> Your task: Review the listing and copy each line that holds the word "object".

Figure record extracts
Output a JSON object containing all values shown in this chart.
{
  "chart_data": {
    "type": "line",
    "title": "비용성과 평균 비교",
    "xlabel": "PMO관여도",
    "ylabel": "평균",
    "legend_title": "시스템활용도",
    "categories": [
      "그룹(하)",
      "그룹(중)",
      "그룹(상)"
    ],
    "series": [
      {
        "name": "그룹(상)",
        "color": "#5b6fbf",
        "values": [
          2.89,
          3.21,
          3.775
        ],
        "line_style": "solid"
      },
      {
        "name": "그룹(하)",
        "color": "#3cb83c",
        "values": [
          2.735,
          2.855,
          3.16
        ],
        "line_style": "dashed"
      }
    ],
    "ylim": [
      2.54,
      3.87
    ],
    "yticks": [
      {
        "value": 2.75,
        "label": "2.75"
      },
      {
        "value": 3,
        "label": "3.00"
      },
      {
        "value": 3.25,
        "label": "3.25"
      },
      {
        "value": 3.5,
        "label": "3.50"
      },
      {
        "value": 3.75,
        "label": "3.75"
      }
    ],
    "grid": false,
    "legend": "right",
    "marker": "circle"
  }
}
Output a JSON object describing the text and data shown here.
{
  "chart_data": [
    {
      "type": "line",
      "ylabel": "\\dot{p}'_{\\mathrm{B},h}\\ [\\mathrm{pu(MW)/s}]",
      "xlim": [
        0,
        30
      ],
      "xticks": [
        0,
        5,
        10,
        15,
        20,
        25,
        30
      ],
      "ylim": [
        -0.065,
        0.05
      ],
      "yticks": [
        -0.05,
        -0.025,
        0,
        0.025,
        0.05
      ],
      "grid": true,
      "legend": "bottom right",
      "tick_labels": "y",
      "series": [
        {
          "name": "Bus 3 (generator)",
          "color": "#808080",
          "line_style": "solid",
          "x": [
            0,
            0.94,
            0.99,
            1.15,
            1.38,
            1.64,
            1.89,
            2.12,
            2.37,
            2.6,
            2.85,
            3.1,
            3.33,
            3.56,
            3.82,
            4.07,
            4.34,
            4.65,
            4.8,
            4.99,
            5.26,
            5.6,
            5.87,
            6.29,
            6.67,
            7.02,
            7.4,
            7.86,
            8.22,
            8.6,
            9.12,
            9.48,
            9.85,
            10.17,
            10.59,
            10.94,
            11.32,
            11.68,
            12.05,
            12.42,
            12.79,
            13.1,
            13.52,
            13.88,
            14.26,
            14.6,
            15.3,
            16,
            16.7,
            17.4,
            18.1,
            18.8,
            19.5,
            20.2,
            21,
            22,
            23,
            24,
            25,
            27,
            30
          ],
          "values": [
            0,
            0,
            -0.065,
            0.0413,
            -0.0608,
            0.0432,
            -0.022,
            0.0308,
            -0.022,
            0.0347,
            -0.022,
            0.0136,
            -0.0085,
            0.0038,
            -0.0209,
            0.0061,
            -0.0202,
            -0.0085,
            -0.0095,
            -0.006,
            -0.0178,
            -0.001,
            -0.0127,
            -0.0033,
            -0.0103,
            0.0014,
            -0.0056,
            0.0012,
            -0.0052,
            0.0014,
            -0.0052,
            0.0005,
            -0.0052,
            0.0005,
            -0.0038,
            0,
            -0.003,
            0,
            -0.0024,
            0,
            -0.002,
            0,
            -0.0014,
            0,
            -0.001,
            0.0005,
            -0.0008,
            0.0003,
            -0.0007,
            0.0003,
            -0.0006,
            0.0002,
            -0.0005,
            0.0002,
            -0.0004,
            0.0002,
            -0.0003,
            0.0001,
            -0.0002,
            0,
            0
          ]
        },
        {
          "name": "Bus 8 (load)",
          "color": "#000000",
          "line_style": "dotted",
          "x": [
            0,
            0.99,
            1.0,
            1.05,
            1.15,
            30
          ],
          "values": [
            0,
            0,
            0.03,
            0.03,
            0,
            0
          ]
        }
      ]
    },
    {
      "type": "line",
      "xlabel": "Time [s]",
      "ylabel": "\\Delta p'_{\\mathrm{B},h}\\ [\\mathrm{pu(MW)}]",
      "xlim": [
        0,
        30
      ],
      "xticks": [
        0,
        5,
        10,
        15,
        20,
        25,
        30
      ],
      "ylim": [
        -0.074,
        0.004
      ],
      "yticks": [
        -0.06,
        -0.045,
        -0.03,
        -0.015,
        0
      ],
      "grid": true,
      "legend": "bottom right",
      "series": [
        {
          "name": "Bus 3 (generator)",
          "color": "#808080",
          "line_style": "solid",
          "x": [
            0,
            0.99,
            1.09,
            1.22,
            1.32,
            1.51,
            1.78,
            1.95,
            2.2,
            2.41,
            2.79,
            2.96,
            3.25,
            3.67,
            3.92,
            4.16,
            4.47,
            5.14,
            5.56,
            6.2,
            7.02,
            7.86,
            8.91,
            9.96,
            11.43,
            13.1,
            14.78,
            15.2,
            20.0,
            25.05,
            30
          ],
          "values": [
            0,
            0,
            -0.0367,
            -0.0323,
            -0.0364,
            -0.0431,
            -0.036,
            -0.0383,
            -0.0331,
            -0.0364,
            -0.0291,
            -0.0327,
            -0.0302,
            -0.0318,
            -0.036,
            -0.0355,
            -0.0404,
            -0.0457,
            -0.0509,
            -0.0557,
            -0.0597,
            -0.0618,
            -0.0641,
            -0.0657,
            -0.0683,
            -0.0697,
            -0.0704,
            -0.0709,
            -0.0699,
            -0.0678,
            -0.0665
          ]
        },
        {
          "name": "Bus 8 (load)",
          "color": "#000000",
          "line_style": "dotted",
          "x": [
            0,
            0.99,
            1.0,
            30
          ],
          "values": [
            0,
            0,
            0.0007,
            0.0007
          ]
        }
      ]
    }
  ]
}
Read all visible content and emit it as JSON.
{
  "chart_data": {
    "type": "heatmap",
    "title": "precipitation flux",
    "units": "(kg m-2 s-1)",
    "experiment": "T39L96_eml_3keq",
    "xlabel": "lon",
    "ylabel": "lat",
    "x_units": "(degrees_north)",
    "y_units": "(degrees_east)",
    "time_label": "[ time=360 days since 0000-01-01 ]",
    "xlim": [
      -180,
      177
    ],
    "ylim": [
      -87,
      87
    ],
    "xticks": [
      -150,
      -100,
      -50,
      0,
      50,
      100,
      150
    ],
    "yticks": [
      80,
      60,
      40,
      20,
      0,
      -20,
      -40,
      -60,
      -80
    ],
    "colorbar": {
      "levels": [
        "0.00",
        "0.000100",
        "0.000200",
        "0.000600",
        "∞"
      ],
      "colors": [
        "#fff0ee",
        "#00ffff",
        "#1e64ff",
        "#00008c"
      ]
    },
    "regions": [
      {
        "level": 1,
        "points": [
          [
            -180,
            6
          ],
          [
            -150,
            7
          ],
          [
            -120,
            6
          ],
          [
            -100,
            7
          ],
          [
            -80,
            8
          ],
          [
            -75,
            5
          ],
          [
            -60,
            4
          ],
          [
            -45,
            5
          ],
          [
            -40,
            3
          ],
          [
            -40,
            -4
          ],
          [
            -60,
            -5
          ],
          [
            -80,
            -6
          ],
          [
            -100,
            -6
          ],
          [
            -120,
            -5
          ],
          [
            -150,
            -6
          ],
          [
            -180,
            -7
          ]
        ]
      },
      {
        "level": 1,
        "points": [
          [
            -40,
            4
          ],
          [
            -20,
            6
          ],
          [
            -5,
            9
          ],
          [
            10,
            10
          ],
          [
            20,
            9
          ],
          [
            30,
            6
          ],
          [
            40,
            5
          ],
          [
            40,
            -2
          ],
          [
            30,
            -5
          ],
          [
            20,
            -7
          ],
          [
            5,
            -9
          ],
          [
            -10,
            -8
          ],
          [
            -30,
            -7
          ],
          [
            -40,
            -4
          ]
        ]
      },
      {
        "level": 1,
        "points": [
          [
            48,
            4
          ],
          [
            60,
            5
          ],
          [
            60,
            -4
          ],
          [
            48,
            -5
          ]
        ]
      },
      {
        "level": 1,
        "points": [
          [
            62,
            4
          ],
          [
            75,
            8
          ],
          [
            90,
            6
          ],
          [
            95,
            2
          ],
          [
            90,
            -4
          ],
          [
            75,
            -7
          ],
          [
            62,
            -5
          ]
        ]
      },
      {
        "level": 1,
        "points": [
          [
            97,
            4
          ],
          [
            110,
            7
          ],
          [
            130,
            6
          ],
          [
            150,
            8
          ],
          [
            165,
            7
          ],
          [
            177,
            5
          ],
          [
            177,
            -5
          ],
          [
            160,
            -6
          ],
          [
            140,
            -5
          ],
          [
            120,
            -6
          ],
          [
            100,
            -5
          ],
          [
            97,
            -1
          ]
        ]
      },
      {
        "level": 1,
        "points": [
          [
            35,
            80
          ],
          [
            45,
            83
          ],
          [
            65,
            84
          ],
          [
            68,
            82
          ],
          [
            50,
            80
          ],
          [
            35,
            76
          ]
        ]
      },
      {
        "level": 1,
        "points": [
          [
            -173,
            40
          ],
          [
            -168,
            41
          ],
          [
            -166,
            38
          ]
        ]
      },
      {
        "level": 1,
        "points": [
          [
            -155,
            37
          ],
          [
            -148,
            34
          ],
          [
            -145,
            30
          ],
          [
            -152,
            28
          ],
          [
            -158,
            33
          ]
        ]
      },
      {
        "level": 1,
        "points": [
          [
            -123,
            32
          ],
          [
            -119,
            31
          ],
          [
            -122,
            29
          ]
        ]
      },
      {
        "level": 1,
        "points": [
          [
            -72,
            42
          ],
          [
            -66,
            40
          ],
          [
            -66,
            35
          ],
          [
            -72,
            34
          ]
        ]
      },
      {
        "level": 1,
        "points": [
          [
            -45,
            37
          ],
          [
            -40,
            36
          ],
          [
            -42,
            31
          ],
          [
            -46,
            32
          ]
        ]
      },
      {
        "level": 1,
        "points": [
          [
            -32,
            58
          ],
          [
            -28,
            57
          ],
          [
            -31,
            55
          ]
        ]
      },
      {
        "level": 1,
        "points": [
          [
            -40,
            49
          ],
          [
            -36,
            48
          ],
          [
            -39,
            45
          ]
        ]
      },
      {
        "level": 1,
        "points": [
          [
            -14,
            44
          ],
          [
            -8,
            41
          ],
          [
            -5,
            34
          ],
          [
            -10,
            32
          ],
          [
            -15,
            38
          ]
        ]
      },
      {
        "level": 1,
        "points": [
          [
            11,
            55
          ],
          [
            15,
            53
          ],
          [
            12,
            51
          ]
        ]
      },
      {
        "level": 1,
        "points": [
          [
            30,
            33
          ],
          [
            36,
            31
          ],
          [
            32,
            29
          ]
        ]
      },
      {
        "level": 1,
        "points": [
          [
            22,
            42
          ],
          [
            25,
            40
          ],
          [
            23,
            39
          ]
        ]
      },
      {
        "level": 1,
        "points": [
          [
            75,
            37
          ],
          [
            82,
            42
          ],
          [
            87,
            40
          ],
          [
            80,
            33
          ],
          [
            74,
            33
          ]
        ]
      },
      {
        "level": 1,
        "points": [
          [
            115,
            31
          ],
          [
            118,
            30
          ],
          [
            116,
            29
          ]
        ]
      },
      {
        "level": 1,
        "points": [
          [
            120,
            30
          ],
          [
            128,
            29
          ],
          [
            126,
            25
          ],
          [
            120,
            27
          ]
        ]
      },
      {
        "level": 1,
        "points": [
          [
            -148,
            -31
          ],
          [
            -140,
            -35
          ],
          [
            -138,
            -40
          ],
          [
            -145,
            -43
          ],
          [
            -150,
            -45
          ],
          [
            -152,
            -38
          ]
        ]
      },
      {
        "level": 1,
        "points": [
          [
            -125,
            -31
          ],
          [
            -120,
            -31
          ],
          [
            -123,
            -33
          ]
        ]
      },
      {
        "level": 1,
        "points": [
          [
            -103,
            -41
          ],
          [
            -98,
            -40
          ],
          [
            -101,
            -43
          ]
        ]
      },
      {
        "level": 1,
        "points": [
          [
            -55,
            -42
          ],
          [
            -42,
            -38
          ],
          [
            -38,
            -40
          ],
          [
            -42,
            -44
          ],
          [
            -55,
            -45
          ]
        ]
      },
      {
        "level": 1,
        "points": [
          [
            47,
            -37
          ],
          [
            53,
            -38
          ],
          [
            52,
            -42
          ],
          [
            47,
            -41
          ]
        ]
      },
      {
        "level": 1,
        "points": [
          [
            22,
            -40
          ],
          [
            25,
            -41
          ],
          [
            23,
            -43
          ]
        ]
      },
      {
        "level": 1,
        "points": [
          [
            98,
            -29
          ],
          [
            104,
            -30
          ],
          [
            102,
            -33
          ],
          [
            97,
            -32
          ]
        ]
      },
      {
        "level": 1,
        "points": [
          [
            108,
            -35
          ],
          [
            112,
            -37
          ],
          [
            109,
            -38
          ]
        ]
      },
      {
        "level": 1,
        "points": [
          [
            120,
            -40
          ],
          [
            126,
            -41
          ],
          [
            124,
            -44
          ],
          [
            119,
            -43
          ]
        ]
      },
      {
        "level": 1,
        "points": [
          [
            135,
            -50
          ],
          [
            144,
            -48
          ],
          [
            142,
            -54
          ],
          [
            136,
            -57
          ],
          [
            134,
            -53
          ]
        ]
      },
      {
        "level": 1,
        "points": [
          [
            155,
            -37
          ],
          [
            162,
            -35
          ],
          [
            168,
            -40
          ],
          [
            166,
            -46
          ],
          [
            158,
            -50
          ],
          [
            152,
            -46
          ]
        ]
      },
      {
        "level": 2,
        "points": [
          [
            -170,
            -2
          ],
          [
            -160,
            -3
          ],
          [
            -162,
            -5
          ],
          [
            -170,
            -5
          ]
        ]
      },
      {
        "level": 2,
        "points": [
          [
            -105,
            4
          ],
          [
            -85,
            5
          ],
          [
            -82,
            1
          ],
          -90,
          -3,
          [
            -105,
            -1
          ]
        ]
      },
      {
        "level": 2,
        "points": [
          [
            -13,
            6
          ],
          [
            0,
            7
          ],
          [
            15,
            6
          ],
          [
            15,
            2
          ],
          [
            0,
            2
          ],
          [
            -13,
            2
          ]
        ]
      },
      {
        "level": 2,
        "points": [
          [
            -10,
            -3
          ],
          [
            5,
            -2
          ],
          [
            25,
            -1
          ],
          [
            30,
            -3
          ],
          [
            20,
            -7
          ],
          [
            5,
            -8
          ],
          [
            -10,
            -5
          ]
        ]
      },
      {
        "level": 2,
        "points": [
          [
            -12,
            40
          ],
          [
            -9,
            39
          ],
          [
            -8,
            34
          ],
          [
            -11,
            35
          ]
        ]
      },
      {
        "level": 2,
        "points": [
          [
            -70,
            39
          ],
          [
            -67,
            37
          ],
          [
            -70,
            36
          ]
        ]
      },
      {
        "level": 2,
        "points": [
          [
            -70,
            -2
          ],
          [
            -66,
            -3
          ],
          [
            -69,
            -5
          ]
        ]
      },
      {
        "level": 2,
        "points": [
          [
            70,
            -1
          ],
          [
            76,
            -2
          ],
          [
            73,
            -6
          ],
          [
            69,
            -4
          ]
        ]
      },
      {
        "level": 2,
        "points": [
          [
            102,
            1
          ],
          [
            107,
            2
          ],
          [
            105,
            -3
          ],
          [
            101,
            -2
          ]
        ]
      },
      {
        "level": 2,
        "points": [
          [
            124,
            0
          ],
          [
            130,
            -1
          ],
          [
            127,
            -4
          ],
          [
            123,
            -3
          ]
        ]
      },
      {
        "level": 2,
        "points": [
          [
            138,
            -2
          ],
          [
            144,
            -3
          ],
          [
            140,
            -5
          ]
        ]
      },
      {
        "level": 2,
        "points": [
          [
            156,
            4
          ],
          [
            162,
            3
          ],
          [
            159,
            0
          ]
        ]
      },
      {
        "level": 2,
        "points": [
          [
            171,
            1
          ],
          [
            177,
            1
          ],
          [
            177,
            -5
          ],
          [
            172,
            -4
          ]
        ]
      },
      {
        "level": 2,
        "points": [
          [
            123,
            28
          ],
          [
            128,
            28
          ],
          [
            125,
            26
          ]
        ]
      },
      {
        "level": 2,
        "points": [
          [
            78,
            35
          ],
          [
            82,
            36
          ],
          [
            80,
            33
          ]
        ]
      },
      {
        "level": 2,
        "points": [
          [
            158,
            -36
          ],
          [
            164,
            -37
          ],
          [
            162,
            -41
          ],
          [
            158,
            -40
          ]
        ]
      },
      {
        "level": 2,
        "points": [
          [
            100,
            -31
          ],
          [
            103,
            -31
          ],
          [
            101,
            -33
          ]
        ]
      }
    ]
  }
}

> Response for this exercise:
Output a JSON object containing all values shown in this chart.
Output a JSON object describing the text and data shown here.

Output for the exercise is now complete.